▸ Request
Collect all lines below with the string "record".

▸ Input
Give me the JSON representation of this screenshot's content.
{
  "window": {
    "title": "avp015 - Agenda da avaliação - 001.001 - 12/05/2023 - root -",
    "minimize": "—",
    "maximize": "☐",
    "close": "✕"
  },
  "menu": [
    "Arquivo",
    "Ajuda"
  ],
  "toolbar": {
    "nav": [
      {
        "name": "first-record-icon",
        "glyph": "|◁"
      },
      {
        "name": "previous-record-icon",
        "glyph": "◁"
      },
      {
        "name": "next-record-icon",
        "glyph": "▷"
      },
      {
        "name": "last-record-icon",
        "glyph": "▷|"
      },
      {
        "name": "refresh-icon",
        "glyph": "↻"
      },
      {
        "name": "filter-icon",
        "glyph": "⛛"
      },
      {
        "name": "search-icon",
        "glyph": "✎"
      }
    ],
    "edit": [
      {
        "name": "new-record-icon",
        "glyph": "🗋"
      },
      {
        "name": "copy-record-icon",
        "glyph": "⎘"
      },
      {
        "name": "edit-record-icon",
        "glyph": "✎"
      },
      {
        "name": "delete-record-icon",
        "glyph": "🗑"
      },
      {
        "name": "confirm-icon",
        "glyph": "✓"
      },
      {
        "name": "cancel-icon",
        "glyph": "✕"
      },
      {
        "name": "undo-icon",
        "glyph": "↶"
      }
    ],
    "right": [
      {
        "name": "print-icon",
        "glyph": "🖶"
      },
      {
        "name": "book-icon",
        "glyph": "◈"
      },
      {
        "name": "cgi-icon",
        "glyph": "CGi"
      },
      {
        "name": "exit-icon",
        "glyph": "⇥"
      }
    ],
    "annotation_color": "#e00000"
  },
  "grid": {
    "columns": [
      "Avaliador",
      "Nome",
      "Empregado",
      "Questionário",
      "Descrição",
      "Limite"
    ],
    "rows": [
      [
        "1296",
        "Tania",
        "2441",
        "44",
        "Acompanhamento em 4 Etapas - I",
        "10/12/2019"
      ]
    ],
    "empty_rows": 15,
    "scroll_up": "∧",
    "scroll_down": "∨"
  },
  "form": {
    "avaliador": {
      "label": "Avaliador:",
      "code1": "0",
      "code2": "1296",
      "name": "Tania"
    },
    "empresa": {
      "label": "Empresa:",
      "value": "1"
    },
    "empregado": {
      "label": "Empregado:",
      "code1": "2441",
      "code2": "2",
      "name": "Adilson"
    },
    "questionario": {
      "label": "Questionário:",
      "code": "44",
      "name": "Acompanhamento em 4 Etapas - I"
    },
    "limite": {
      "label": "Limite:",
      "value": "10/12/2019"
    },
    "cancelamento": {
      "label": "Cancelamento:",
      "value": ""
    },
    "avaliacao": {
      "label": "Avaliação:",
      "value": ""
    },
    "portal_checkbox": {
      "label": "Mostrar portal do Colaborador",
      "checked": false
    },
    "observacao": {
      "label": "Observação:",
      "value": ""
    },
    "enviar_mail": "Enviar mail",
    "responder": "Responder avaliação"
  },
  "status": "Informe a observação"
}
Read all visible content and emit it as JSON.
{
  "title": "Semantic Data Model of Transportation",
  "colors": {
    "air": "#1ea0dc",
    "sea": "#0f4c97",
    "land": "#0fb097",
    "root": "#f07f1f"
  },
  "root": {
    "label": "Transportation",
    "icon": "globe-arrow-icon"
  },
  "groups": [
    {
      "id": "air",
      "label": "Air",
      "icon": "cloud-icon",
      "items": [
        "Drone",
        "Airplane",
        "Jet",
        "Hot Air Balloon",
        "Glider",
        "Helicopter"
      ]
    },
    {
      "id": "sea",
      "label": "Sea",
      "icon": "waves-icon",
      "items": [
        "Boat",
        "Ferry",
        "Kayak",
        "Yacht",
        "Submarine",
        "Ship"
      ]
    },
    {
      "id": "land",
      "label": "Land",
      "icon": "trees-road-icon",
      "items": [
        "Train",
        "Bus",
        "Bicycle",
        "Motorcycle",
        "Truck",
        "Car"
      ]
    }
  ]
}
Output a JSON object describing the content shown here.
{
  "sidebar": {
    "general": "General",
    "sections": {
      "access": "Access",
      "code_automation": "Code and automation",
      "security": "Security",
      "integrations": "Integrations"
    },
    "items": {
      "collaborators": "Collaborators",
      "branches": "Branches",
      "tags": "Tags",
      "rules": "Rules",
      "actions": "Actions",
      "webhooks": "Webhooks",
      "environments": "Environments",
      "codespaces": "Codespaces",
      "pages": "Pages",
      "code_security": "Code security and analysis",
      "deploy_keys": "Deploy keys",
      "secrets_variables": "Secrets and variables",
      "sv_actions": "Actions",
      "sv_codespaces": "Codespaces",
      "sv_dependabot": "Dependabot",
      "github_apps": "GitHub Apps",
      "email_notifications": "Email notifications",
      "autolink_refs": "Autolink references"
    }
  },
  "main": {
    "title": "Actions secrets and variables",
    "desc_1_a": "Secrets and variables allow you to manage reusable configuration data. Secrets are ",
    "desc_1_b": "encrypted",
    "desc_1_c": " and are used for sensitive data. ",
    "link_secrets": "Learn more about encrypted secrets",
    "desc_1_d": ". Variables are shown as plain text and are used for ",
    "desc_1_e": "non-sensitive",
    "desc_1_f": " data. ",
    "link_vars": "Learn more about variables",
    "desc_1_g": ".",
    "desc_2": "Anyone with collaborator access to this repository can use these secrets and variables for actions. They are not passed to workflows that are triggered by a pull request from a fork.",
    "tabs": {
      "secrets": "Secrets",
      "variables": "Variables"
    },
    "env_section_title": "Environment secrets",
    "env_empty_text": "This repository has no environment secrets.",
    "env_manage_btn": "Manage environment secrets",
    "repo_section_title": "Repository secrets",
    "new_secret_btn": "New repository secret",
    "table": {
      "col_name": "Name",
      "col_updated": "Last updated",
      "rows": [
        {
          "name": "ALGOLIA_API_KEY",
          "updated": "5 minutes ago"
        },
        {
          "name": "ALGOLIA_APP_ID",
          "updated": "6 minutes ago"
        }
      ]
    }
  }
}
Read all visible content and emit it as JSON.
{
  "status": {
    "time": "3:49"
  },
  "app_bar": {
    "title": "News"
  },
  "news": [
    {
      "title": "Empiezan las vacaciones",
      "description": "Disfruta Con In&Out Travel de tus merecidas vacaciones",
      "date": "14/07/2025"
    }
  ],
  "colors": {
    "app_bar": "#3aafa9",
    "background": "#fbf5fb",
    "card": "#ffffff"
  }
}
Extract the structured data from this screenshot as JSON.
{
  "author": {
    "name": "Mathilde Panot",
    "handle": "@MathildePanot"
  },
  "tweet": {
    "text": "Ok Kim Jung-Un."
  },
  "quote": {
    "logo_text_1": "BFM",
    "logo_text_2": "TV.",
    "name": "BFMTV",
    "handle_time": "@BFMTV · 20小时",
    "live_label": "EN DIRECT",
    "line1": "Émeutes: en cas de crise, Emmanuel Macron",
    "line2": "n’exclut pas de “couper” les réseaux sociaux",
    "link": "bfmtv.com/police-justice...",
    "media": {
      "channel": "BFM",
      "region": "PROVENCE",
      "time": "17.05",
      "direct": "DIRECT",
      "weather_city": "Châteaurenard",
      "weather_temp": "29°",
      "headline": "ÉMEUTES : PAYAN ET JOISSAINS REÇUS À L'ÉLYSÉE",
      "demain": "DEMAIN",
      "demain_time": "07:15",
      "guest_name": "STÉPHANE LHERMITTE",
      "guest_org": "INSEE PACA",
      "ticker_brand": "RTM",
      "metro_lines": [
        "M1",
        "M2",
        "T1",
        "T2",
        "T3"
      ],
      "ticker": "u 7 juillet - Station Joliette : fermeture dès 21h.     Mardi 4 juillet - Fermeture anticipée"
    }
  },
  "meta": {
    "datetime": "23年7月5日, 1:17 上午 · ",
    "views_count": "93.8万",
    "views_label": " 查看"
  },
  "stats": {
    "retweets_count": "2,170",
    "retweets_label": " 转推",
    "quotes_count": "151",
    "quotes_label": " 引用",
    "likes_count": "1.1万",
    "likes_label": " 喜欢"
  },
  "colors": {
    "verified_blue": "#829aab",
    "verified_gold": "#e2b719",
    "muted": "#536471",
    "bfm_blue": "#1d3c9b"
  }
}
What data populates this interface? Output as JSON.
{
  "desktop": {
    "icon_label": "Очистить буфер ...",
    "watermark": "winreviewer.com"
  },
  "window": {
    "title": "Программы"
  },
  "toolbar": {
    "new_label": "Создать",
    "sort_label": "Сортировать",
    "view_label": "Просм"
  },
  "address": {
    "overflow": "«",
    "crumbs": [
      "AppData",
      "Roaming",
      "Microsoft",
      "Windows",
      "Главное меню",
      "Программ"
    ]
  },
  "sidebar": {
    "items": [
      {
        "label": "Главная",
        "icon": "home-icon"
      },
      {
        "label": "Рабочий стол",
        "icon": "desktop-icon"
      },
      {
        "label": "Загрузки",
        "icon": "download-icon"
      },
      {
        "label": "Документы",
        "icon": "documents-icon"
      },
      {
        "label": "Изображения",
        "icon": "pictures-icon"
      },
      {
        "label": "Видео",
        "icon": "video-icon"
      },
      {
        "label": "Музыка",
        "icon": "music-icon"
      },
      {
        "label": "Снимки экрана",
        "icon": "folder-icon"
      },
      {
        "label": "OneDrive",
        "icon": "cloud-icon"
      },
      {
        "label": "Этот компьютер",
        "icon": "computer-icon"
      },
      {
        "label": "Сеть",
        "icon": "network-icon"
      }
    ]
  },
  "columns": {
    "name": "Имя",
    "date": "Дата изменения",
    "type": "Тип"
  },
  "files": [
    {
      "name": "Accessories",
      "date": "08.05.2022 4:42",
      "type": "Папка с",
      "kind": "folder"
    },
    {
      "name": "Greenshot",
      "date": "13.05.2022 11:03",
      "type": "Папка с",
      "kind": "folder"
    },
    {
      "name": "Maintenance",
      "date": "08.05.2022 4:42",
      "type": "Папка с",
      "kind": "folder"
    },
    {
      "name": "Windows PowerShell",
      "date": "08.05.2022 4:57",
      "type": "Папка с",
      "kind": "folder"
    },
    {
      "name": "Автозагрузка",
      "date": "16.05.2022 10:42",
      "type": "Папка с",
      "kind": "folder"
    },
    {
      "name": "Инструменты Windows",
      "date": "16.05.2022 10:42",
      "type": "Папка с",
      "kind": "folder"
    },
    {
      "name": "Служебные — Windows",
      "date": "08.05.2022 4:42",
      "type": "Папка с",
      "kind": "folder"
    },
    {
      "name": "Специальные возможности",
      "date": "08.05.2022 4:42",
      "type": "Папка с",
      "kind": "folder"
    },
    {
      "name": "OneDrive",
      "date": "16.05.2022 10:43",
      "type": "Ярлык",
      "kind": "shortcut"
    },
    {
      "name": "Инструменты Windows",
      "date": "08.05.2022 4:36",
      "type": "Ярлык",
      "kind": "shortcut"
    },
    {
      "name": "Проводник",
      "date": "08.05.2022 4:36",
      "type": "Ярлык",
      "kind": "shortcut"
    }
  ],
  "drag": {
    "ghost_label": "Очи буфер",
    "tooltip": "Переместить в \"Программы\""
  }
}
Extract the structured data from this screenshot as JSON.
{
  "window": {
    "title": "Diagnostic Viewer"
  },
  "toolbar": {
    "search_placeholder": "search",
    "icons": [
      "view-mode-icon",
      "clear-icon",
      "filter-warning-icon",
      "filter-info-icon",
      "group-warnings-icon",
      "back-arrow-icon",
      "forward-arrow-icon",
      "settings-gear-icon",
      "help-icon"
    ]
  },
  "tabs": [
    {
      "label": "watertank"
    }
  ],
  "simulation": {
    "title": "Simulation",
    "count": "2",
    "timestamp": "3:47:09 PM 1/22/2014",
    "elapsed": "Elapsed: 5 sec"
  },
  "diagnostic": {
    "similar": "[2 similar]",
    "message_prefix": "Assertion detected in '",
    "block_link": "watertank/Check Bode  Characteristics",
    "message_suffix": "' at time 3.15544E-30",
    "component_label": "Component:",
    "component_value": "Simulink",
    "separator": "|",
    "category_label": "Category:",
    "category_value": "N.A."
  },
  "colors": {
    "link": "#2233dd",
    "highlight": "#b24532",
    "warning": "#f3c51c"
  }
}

▸ The reply
        "name": "first-record-icon",
        "name": "previous-record-icon",
        "name": "next-record-icon",
        "name": "last-record-icon",
        "name": "new-record-icon",
        "name": "copy-record-icon",
        "name": "edit-record-icon",
        "name": "delete-record-icon",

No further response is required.